* _What is expected_
Find the lines holding the string "description" in the data, then copy all of them.

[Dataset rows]
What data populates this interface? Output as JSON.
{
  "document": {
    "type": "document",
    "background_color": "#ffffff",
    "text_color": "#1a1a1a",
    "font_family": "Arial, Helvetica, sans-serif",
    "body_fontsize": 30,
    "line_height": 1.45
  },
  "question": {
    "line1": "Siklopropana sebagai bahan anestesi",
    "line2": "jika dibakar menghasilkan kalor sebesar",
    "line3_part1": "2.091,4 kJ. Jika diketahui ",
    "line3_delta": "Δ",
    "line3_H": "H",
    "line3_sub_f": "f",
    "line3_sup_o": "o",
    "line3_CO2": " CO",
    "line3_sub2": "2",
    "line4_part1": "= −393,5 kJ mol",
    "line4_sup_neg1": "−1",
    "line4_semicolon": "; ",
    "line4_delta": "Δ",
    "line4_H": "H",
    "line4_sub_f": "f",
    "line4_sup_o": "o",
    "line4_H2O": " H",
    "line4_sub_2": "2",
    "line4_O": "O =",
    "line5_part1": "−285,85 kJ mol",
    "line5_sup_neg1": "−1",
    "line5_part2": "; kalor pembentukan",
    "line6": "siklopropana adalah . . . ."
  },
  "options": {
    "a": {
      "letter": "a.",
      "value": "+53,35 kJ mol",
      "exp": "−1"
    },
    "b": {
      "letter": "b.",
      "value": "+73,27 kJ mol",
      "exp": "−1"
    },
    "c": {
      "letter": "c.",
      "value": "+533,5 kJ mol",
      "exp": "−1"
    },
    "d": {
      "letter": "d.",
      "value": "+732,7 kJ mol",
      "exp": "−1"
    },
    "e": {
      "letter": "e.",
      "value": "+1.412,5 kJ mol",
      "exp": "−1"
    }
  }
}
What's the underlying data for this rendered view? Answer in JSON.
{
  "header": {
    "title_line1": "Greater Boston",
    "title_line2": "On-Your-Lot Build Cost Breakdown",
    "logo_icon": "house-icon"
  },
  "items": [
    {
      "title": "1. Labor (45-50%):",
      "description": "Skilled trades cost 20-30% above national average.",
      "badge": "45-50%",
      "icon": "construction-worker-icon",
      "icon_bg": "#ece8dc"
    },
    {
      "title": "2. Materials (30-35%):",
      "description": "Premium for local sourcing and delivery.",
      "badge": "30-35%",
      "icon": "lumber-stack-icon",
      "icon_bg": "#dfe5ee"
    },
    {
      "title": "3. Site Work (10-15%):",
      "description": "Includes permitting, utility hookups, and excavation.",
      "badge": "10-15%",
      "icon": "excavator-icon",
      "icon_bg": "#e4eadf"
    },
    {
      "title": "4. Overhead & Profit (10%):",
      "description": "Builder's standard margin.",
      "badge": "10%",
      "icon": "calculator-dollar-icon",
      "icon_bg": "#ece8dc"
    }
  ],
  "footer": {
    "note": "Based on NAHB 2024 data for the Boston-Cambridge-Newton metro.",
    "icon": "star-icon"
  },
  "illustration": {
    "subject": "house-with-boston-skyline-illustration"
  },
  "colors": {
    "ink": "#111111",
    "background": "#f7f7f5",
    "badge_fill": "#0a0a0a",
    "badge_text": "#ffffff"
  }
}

* _Answer to the task_
      "description": "Skilled trades cost 20-30% above national average.",
      "description": "Premium for local sourcing and delivery.",
      "description": "Includes permitting, utility hookups, and excavation.",
      "description": "Builder's standard margin.",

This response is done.